Return the lines where the word "this" occurs.

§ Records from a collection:
---
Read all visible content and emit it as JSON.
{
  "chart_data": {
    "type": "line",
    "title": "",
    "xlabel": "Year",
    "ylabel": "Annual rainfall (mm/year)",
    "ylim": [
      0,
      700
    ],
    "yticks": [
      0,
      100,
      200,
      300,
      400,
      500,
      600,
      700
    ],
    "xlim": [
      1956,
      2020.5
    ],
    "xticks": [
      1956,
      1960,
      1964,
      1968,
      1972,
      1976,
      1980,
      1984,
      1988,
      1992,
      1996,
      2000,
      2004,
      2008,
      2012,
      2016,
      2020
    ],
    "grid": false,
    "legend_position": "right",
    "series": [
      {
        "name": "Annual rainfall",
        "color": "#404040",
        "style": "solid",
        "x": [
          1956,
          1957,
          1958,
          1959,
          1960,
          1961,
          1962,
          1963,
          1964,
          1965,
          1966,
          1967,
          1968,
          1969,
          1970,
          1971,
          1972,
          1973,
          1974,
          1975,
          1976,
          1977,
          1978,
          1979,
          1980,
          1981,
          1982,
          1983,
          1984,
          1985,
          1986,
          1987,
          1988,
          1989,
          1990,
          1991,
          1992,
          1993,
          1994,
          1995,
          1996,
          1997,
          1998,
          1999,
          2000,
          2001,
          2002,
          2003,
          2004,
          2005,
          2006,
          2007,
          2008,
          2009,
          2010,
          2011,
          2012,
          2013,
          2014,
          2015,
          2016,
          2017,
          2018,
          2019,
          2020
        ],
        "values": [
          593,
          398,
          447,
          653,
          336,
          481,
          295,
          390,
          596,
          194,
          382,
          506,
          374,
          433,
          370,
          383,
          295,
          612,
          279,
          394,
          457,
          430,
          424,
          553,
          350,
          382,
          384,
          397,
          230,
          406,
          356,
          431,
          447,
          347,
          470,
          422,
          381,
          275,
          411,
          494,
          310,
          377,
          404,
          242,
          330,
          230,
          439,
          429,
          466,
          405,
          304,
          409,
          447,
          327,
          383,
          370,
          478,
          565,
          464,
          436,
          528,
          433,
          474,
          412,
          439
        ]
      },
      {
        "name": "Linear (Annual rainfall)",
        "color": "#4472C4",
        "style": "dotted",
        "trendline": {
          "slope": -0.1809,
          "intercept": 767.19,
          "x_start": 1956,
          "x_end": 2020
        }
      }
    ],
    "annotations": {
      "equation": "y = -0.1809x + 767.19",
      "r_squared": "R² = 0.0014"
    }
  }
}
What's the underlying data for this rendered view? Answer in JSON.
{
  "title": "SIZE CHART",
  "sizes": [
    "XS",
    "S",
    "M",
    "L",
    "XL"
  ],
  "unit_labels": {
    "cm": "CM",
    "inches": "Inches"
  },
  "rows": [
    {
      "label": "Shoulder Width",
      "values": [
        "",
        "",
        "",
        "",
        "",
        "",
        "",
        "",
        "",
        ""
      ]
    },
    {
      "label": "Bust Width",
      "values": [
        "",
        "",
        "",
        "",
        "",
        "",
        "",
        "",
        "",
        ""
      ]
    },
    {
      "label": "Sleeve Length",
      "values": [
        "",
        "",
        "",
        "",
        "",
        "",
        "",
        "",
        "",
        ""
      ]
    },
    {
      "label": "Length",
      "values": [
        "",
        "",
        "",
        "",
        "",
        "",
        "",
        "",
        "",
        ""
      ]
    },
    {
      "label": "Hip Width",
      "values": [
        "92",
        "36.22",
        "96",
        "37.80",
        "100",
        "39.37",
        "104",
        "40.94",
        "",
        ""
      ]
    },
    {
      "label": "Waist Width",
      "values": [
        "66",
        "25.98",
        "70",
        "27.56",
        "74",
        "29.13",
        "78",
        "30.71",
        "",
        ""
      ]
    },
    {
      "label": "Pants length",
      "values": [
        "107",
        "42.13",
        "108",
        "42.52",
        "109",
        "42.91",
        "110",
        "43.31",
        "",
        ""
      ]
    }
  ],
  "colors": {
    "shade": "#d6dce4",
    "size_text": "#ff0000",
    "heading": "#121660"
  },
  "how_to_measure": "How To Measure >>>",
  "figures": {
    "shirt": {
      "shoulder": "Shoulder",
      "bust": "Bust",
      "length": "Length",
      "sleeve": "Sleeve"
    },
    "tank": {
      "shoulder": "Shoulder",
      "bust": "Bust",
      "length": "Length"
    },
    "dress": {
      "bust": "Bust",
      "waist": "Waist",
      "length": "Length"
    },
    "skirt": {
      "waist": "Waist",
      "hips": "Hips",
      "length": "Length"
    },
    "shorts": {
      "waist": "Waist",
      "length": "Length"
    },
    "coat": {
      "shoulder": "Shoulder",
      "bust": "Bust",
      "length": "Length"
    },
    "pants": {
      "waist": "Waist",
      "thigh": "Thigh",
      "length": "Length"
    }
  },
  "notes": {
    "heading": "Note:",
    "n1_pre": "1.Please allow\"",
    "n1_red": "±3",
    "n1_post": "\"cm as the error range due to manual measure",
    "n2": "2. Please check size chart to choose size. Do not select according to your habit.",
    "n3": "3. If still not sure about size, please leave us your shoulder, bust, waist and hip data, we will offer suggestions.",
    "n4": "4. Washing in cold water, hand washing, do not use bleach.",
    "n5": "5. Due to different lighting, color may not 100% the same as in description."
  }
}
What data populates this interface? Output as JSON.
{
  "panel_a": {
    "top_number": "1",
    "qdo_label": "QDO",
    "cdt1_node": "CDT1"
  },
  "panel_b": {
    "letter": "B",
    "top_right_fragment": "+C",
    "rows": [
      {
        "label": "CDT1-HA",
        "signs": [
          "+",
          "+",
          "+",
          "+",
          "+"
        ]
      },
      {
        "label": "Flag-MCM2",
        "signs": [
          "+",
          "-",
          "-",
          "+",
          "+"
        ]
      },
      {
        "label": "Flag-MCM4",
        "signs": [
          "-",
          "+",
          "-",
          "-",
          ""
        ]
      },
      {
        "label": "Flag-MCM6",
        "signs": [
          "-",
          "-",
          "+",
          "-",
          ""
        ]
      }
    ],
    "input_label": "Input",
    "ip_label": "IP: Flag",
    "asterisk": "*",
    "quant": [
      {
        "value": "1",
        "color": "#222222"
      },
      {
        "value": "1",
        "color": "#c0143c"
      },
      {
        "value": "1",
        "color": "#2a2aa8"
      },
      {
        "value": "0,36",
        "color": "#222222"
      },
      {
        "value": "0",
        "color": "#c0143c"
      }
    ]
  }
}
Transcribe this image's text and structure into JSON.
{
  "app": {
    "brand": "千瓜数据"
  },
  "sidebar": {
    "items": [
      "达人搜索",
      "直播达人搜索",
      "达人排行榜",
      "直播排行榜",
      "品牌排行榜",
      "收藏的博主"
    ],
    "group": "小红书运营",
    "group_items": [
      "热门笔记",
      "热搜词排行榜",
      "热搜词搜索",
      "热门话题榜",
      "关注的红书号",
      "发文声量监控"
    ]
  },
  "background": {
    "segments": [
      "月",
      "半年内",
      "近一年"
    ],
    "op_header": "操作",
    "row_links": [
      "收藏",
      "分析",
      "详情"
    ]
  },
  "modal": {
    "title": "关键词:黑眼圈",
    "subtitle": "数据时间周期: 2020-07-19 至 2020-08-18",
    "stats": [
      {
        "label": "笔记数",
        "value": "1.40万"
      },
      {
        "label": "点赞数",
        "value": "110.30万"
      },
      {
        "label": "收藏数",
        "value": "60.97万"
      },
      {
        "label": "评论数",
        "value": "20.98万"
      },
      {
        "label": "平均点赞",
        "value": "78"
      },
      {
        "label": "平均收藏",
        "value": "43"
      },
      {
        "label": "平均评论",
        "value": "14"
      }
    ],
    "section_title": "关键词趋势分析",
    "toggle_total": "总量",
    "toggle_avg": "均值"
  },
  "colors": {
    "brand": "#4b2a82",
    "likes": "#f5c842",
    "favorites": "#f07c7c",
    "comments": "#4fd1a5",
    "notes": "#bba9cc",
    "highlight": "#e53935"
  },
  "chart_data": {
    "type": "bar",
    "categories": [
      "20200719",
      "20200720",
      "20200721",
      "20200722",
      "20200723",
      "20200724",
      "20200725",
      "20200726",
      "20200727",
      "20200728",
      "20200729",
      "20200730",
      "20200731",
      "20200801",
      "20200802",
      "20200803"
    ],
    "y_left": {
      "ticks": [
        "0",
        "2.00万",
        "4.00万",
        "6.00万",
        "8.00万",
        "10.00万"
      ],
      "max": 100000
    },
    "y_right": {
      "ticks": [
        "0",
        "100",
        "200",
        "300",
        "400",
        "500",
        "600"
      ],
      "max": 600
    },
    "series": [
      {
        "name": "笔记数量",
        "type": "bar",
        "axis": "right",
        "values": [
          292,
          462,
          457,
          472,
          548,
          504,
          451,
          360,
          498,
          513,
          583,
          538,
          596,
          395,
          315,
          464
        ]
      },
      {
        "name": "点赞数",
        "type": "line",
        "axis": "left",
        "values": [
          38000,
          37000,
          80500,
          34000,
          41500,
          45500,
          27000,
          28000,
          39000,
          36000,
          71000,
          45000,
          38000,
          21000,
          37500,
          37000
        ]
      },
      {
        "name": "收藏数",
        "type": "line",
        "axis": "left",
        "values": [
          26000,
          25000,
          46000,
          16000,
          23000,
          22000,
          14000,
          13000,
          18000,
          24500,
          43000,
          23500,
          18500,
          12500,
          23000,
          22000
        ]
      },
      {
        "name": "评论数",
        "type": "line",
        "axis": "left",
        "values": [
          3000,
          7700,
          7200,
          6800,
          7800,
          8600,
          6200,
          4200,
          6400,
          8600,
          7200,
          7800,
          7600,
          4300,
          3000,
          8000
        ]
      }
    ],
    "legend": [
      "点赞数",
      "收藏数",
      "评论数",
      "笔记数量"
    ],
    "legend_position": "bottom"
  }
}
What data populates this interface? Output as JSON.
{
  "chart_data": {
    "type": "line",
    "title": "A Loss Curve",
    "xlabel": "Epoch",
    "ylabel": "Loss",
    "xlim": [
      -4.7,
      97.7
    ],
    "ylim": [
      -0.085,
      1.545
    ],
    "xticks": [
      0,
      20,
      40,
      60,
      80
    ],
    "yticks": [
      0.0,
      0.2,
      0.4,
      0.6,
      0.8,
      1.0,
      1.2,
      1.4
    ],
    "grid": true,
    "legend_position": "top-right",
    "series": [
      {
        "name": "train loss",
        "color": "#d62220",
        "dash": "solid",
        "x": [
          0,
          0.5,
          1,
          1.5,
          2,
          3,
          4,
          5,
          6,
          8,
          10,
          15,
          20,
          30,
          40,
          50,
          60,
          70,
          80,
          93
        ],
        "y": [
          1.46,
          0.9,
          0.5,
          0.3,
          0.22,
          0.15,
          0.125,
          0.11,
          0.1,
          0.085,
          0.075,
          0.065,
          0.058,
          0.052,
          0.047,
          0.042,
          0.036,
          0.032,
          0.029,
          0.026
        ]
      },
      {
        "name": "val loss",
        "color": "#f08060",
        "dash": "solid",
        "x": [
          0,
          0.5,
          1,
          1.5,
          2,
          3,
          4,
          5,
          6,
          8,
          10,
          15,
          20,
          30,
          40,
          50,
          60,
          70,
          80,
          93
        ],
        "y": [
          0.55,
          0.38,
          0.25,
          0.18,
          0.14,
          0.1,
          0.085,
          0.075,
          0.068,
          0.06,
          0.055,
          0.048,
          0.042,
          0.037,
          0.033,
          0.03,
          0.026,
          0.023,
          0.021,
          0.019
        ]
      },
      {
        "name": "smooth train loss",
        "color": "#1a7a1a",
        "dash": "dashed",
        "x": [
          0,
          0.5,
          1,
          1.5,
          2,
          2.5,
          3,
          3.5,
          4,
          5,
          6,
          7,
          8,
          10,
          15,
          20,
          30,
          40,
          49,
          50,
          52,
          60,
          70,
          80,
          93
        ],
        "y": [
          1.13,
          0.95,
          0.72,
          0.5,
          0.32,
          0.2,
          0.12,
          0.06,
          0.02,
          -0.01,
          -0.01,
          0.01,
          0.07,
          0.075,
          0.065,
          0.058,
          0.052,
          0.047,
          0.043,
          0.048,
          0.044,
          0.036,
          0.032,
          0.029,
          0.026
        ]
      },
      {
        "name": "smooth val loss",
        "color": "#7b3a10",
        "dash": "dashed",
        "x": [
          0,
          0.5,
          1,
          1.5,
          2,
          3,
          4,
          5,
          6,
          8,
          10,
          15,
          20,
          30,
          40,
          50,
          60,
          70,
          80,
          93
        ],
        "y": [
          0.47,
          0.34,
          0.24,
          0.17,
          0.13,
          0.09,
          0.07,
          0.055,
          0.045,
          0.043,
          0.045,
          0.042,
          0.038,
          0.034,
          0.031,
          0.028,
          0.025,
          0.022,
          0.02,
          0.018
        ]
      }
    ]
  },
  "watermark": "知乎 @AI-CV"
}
---
§ Expected output:
What's the underlying data for this rendered view? Answer in JSON.
What data populates this interface? Output as JSON.
Transcribe this image's text and structure into JSON.
What data populates this interface? Output as JSON.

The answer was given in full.